- _WHAT IS REQUIRED_:
Scan the lines below for the word "type". Copy each line you find it in.

[start]

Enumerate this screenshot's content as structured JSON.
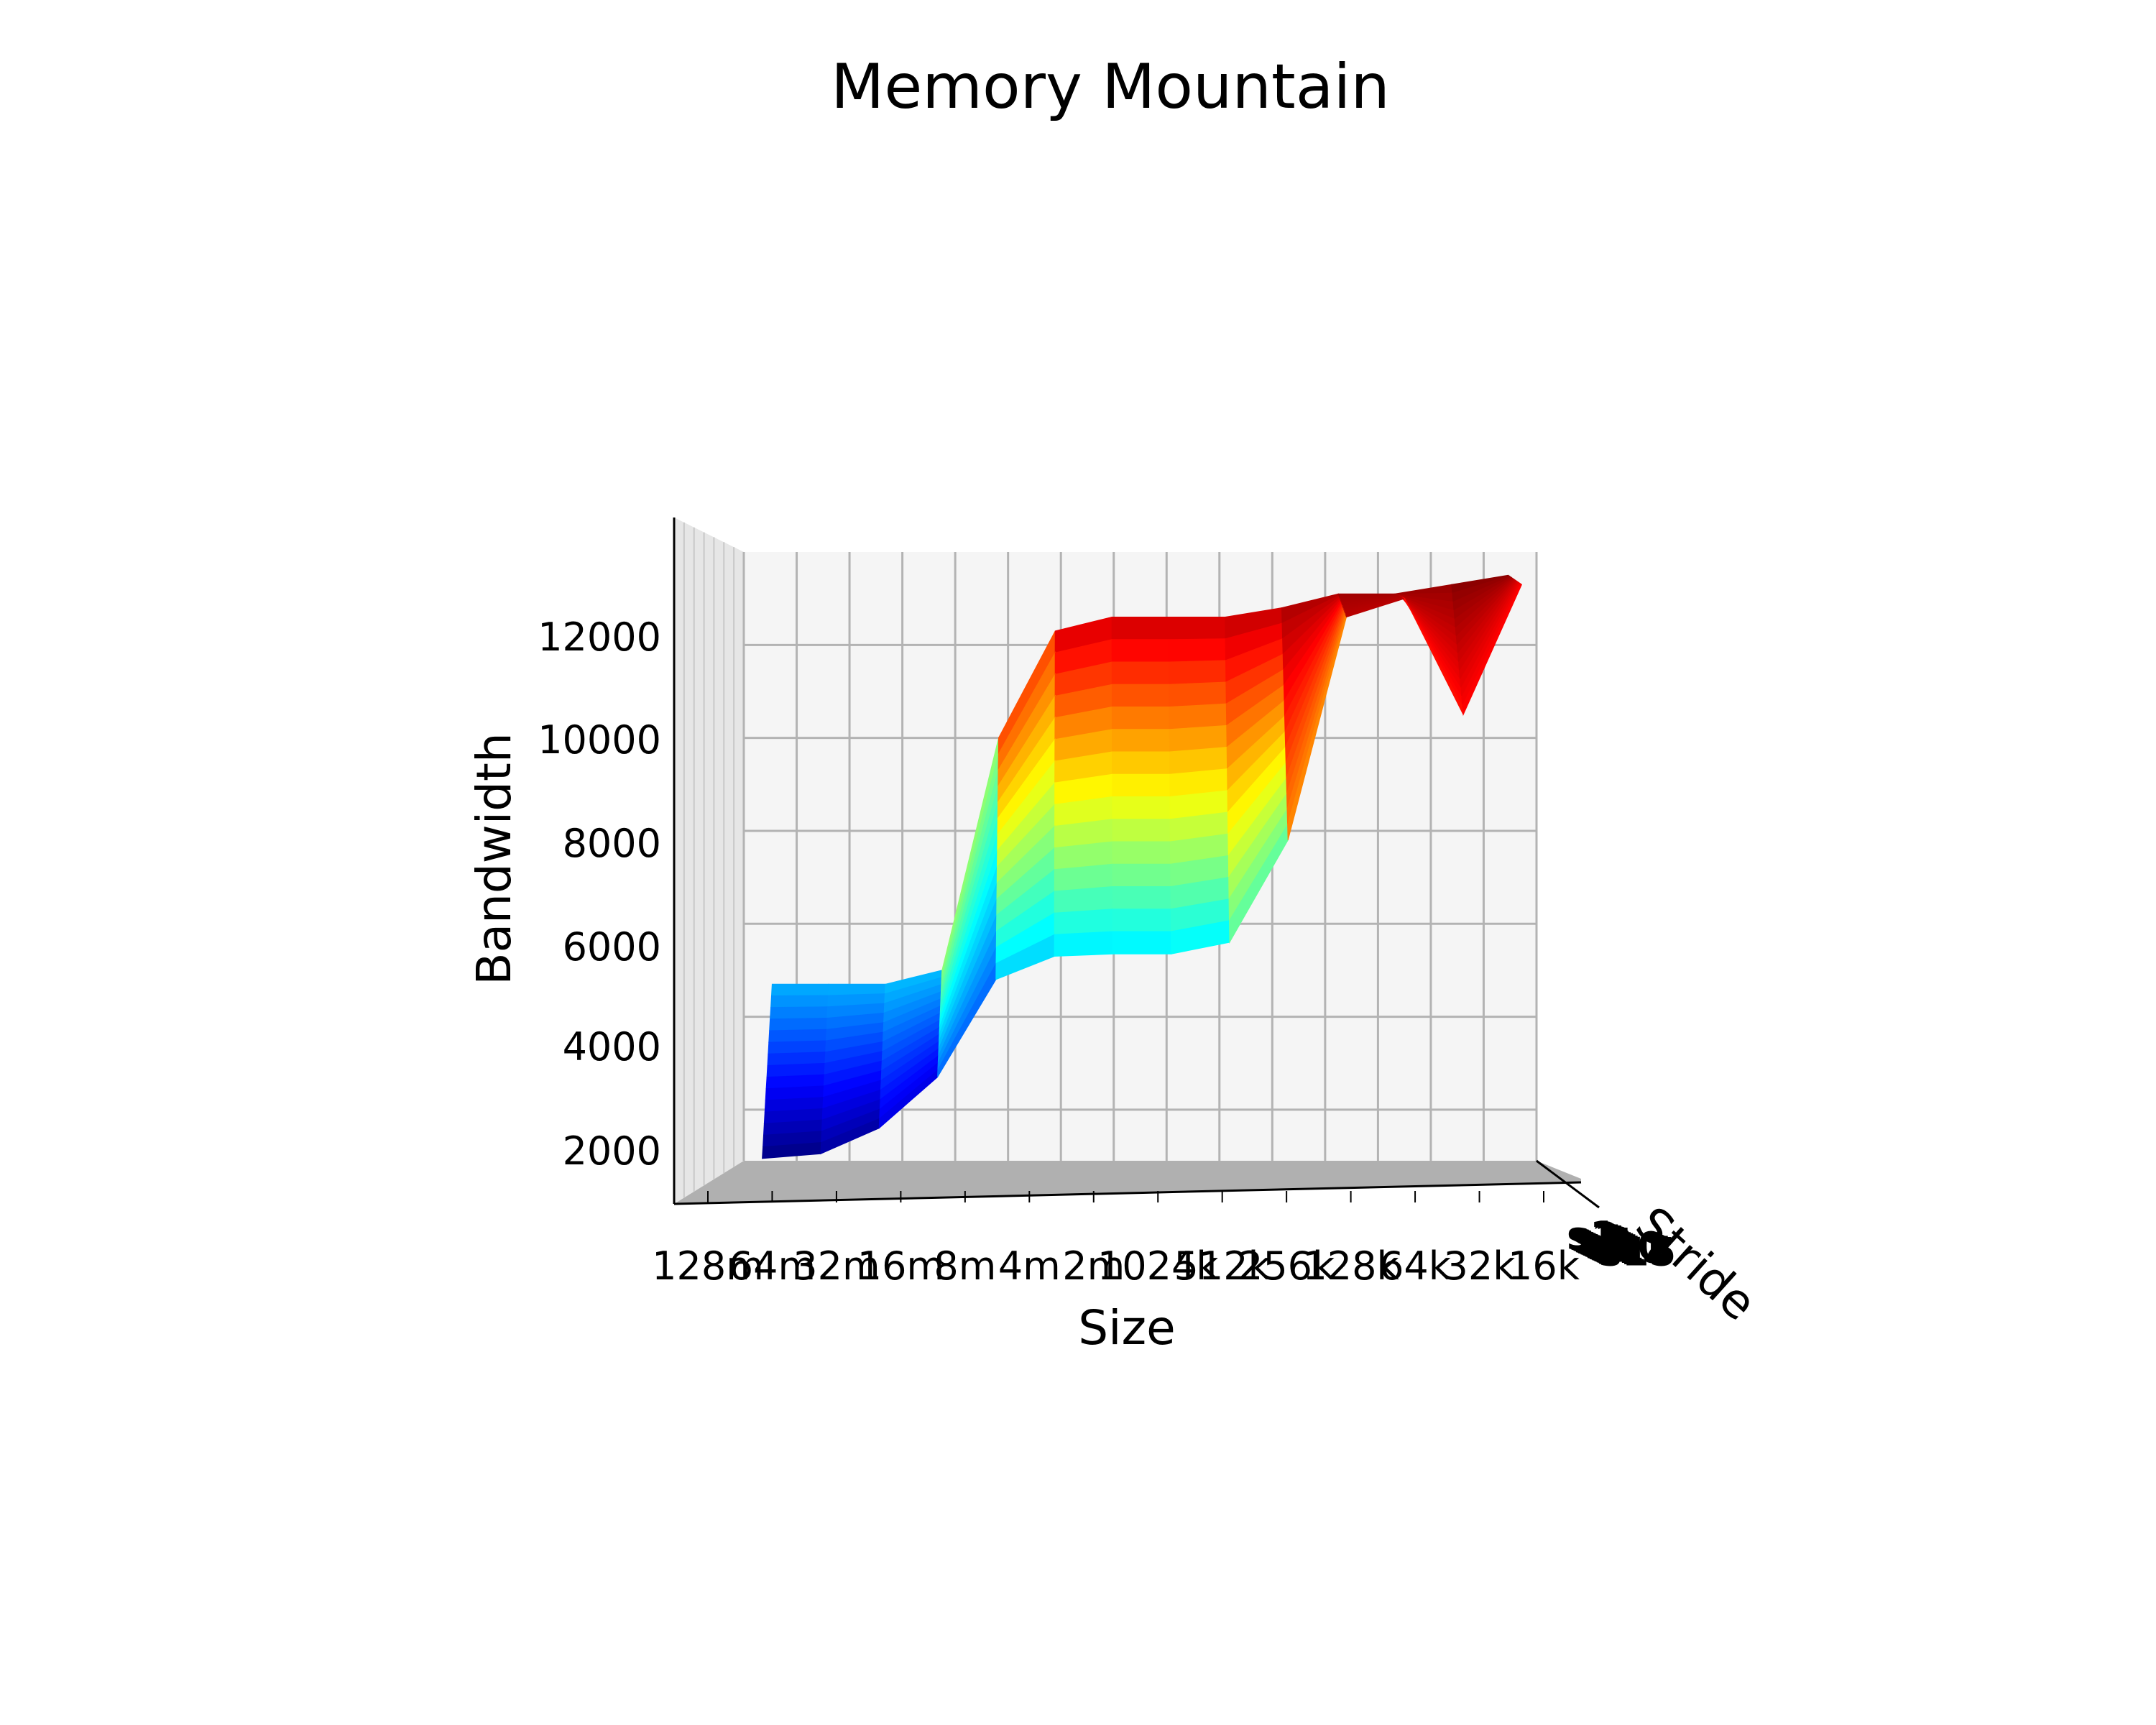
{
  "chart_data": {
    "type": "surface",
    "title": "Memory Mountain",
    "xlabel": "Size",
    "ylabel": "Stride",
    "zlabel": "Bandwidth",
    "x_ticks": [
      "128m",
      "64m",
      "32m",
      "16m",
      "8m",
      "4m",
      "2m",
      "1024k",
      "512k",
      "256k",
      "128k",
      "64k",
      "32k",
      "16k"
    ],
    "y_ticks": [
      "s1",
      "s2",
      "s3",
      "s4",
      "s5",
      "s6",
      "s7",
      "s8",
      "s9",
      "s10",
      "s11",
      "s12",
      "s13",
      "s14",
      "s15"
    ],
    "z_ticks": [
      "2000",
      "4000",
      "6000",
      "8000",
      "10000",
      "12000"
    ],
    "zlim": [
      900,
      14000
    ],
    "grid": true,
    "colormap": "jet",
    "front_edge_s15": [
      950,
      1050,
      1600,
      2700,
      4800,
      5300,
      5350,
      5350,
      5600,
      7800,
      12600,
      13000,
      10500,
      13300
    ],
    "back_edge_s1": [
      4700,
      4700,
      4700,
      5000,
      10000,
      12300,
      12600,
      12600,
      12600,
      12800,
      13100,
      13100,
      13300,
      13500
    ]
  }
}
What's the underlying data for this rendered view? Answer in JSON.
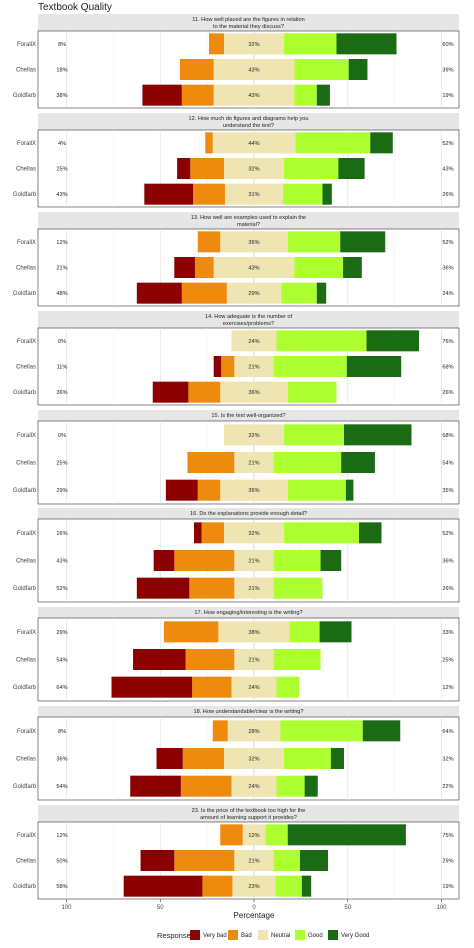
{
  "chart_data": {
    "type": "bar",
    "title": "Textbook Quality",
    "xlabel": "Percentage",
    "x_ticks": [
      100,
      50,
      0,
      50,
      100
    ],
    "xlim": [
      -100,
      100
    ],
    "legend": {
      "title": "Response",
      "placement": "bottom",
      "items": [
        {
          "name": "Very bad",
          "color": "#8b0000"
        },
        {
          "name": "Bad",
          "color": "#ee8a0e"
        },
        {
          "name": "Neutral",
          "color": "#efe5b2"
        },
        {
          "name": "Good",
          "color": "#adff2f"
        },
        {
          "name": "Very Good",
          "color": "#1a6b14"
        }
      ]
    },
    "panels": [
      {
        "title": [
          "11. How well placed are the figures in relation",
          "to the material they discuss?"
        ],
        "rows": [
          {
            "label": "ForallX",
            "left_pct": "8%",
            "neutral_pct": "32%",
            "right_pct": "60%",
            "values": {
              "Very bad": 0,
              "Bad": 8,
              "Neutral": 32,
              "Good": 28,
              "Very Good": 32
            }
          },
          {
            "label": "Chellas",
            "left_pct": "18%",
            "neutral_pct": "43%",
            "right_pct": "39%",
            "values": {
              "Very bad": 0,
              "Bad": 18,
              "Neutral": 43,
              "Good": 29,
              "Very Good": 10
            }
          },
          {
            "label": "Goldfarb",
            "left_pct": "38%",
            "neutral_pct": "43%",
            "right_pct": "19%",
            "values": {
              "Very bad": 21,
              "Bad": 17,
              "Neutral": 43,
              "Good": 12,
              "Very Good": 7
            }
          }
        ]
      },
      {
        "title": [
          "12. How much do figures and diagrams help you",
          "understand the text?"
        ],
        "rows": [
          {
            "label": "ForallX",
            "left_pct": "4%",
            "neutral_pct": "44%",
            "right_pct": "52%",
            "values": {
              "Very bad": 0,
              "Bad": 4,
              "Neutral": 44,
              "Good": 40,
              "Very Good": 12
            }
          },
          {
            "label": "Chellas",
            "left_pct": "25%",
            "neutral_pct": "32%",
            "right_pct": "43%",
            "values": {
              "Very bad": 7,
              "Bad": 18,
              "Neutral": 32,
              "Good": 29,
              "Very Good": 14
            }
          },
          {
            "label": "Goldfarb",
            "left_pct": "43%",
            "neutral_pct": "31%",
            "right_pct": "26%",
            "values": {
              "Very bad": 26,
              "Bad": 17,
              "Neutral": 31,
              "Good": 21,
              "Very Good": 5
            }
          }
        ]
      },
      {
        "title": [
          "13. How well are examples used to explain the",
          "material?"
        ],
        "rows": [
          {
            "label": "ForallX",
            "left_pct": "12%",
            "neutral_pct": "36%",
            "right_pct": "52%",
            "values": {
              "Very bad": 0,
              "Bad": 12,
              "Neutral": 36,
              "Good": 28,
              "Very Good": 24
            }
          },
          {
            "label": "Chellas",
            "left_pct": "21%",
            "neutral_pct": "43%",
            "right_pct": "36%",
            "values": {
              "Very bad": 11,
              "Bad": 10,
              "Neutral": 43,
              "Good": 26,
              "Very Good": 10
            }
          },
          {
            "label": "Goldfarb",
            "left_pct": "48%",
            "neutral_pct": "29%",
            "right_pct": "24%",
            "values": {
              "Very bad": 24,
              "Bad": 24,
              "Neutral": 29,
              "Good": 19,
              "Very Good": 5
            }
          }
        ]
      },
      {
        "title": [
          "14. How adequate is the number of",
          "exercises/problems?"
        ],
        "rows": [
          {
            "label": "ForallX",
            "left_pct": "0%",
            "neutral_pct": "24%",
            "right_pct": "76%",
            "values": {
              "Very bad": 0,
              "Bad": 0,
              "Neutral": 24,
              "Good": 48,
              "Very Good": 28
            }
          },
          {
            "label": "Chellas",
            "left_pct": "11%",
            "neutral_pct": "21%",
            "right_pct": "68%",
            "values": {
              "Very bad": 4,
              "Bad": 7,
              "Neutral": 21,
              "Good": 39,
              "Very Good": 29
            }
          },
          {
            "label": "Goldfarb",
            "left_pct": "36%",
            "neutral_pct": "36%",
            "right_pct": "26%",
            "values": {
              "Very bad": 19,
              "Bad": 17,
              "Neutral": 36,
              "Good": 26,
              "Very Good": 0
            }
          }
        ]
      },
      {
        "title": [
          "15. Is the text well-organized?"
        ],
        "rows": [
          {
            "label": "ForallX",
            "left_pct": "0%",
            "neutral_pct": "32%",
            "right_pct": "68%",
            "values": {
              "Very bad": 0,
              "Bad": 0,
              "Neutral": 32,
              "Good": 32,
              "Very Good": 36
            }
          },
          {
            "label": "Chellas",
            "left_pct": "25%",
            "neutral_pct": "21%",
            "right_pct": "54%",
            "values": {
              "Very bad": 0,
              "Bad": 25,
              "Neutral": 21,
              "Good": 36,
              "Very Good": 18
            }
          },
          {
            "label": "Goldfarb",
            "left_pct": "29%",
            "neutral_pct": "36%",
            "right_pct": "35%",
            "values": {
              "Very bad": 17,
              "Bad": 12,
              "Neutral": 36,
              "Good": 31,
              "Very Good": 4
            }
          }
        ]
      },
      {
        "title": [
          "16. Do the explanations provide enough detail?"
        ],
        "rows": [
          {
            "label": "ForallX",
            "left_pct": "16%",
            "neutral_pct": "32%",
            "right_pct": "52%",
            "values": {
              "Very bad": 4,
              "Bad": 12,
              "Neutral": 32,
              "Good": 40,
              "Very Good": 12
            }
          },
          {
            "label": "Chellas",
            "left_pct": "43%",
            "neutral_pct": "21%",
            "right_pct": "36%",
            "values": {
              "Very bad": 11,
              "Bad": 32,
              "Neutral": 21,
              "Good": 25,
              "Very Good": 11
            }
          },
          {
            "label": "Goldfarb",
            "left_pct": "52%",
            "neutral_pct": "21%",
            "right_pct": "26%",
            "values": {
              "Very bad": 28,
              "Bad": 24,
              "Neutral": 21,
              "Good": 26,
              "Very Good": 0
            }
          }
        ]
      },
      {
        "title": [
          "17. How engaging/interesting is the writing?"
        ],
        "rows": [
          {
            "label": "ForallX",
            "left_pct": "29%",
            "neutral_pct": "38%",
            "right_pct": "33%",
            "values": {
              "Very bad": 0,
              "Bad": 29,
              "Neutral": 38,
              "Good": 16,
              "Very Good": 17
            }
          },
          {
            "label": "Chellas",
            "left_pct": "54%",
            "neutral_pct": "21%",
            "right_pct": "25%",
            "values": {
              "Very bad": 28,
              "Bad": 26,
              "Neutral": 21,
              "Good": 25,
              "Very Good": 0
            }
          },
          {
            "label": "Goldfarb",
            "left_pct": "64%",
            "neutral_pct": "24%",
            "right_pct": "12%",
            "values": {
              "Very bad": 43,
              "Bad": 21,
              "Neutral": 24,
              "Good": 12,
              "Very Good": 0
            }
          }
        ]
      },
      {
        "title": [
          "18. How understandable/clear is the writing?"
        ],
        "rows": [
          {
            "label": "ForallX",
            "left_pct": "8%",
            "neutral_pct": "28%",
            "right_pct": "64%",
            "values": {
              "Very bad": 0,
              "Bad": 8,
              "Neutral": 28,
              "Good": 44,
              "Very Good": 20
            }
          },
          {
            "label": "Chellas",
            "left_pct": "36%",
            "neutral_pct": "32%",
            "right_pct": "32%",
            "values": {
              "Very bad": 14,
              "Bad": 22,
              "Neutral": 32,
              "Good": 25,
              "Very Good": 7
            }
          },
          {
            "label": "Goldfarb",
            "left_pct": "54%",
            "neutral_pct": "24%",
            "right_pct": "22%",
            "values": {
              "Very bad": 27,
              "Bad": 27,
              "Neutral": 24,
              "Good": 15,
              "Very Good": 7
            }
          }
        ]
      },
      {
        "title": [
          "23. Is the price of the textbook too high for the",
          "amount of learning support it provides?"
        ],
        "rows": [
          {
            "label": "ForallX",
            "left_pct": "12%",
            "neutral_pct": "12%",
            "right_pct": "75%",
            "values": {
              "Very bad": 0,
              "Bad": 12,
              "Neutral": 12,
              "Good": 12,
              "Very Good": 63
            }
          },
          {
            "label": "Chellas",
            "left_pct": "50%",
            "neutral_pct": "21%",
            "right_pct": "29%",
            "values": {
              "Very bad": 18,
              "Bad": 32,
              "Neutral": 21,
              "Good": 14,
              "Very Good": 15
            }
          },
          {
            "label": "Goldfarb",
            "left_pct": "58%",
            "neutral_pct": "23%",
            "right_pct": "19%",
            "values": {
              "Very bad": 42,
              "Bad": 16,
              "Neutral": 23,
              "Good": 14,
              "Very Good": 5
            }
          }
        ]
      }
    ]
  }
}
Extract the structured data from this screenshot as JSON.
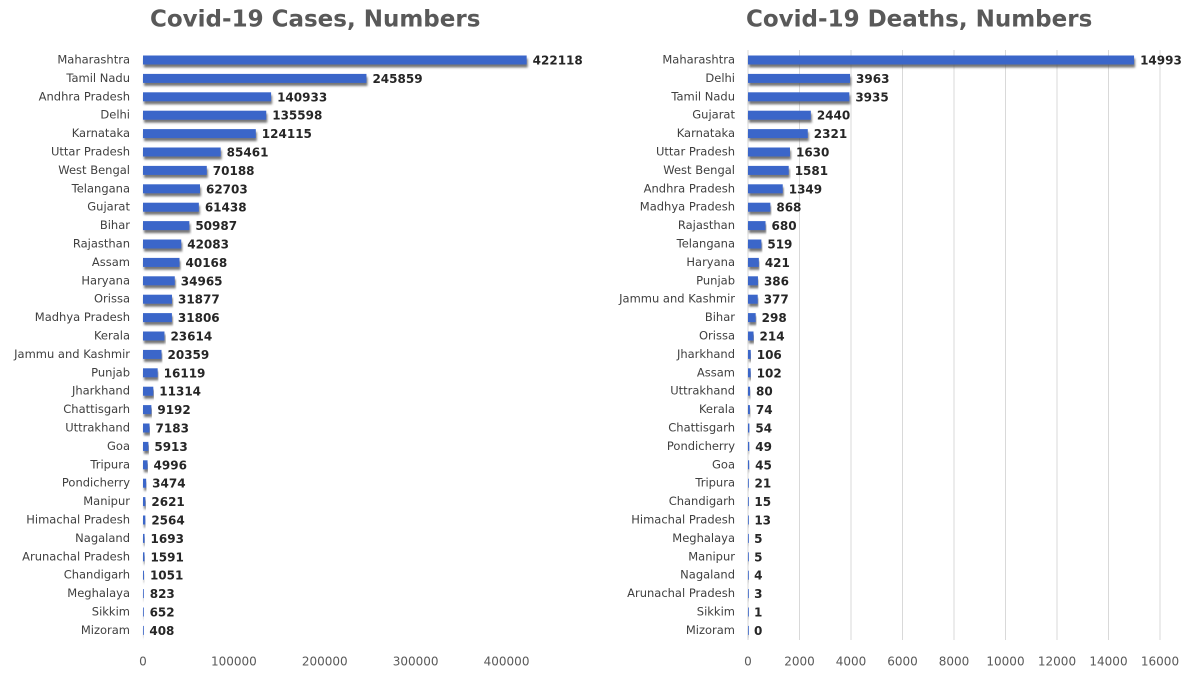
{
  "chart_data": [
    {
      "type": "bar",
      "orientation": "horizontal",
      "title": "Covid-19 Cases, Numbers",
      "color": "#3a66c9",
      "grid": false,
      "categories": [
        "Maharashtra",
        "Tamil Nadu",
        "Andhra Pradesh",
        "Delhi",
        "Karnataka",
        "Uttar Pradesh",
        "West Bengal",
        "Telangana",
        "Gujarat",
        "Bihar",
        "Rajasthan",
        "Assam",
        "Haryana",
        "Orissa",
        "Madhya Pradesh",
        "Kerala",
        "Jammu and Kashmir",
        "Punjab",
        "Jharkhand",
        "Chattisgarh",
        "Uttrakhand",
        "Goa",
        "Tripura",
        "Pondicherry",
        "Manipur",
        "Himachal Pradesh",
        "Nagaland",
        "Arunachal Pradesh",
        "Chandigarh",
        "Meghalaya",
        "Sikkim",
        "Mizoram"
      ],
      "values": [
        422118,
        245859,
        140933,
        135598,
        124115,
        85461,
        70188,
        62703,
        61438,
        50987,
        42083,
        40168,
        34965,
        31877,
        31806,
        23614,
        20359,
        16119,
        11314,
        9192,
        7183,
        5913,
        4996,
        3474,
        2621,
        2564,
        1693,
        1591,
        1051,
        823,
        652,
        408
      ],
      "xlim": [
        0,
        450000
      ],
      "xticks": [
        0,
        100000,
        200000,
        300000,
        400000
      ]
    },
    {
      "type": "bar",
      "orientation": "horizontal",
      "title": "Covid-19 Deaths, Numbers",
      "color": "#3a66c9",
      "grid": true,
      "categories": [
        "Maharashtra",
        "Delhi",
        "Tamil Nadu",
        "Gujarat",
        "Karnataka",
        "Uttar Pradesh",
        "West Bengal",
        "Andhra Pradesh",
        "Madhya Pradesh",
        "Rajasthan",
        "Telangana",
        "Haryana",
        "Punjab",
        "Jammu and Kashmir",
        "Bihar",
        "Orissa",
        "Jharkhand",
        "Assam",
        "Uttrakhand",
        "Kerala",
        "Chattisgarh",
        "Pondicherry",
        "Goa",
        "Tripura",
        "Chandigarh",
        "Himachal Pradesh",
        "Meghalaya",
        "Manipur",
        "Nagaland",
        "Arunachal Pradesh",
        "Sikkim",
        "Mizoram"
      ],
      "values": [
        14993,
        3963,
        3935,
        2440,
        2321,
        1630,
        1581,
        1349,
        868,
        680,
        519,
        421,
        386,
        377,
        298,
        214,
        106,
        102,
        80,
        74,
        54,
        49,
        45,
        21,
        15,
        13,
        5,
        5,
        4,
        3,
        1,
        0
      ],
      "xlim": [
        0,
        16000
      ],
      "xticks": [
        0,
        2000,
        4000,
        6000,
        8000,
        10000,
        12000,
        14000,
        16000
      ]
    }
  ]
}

[end]

- _TASK ANSWER_:
    "type": "surface",
    "type": "bar",
      "type": "bar",
      "type": "bar",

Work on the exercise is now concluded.